* [LIST OF TASKS]:
1. Translate this sentence from the forum thread on a constrained integral into Spanish: "I have a difficult integral to solve."
2. In the forum thread on a constrained integral, what values can k take?
3. From the forum thread on a constrained integral, copy the passage from "Originally Posted by" to "no integral ......" word for word.

* [DOCUMENT SEGMENT]:
Constrained Integral

• May 22nd 2008, 03:46 AM
chogo
Constrained Integral
I have a difficult integral to solve. I can do it numerically, except i have two rigid constraints on the integral bounds

Can someone suggest reading ares on either how to numerically solve this or analytically.

thanks

sam
• May 22nd 2008, 03:50 AM
mr fantastic
Quote:

Originally Posted by chogo
I have a difficult integral to solve. I can do it numerically, except i have two rigid constraints on the integral bounds

Can someone suggest reading ares on either how to numerically solve this or analytically.

thanks

sam

At the moment there's a third constraint making it impossible to give an answer: There's no integral ......
• May 22nd 2008, 04:16 AM
chogo
$\displaystyle P(u<T_1<v | O_1,...,O_k,N) = A \int_u^v \int T_1^{O_1} \prod_{i=2}^k T_i^{O_i}$

k={1,2,3 or 4}

0<O<N

A is a constant

------- The bounds constraints for the second integral are

$\displaystyle \sum_{j=2}^k T_i \in [1-v,1-u]$

and

$\displaystyle 0 \leq T_i \leq 1 ~~ \forall = 2,...,k$
• May 22nd 2008, 05:07 AM
chogo
is that enough information?

* [STORED DATA]:
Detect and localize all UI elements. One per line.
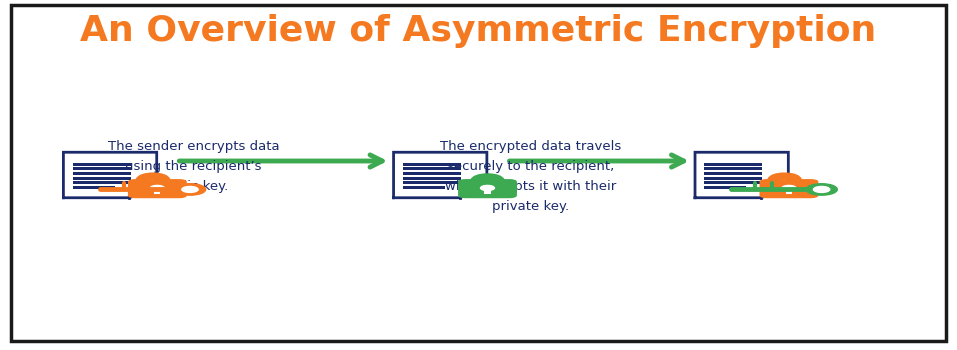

* [TASK-BY-TASK OUTPUTS]:
1. Tengo una integral difícil de resolver.

2. k can be 1, 2, 3 or 4.

3.
Originally Posted by chogo
I have a difficult integral to solve. I can do it numerically, except i have two rigid constraints on the integral bounds

Can someone suggest reading ares on either how to numerically solve this or analytically.

thanks

sam

At the moment there's a third constraint making it impossible to give an answer: There's no integral ......